■ **Exercise requirements**: Nothing in the records may be left out or altered; reproduce them all exactly.

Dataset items

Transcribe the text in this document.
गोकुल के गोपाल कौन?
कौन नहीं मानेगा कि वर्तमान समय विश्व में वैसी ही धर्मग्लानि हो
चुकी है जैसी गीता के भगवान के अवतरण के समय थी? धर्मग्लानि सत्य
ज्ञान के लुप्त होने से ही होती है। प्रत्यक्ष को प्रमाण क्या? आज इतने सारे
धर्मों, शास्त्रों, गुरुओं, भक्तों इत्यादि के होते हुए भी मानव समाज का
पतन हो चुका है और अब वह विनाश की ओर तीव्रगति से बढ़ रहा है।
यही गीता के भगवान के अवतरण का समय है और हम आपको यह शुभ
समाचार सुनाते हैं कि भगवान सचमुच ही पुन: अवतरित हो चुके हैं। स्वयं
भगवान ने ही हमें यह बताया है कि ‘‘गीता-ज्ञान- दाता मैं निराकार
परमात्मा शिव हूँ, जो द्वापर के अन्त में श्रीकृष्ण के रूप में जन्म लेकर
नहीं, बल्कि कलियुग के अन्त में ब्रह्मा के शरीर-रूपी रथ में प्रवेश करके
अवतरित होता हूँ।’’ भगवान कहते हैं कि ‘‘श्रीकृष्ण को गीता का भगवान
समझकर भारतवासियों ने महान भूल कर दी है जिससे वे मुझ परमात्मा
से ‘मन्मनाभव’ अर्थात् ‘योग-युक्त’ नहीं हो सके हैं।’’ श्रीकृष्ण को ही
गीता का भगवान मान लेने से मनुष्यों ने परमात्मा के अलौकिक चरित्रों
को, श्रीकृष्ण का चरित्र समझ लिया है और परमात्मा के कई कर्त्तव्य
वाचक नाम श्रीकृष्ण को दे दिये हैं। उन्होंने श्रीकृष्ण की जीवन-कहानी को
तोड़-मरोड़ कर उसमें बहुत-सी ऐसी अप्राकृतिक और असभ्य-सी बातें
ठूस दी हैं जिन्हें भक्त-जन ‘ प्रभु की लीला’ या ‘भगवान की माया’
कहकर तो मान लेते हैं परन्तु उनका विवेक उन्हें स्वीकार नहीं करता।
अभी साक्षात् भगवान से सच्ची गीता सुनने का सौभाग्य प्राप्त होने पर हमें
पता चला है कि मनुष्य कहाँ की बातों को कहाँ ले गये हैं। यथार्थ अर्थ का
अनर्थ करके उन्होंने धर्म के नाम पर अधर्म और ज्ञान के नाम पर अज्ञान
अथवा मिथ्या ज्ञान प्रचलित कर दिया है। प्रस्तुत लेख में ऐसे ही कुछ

■ **Answer to this exercise**:
Transcribe the text in this document.
गोकुल के गोपाल कौन?
कौन नहीं मानेगा कि वर्तमान समय विश्व में वैसी ही धर्मग्लानि हो
चुकी है जैसी गीता के भगवान के अवतरण के समय थी? धर्मग्लानि सत्य
ज्ञान के लुप्त होने से ही होती है। प्रत्यक्ष को प्रमाण क्या? आज इतने सारे
धर्मों, शास्त्रों, गुरुओं, भक्तों इत्यादि के होते हुए भी मानव समाज का
पतन हो चुका है और अब वह विनाश की ओर तीव्रगति से बढ़ रहा है।
यही गीता के भगवान के अवतरण का समय है और हम आपको यह शुभ
समाचार सुनाते हैं कि भगवान सचमुच ही पुन: अवतरित हो चुके हैं। स्वयं
भगवान ने ही हमें यह बताया है कि ‘‘गीता-ज्ञान- दाता मैं निराकार
परमात्मा शिव हूँ, जो द्वापर के अन्त में श्रीकृष्ण के रूप में जन्म लेकर
नहीं, बल्कि कलियुग के अन्त में ब्रह्मा के शरीर-रूपी रथ में प्रवेश करके
अवतरित होता हूँ।’’ भगवान कहते हैं कि ‘‘श्रीकृष्ण को गीता का भगवान
समझकर भारतवासियों ने महान भूल कर दी है जिससे वे मुझ परमात्मा
से ‘मन्मनाभव’ अर्थात् ‘योग-युक्त’ नहीं हो सके हैं।’’ श्रीकृष्ण को ही
गीता का भगवान मान लेने से मनुष्यों ने परमात्मा के अलौकिक चरित्रों
को, श्रीकृष्ण का चरित्र समझ लिया है और परमात्मा के कई कर्त्तव्य
वाचक नाम श्रीकृष्ण को दे दिये हैं। उन्होंने श्रीकृष्ण की जीवन-कहानी को
तोड़-मरोड़ कर उसमें बहुत-सी ऐसी अप्राकृतिक और असभ्य-सी बातें
ठूस दी हैं जिन्हें भक्त-जन ‘ प्रभु की लीला’ या ‘भगवान की माया’
कहकर तो मान लेते हैं परन्तु उनका विवेक उन्हें स्वीकार नहीं करता।
अभी साक्षात् भगवान से सच्ची गीता सुनने का सौभाग्य प्राप्त होने पर हमें
पता चला है कि मनुष्य कहाँ की बातों को कहाँ ले गये हैं। यथार्थ अर्थ का
अनर्थ करके उन्होंने धर्म के नाम पर अधर्म और ज्ञान के नाम पर अज्ञान
अथवा मिथ्या ज्ञान प्रचलित कर दिया है। प्रस्तुत लेख में ऐसे ही कुछ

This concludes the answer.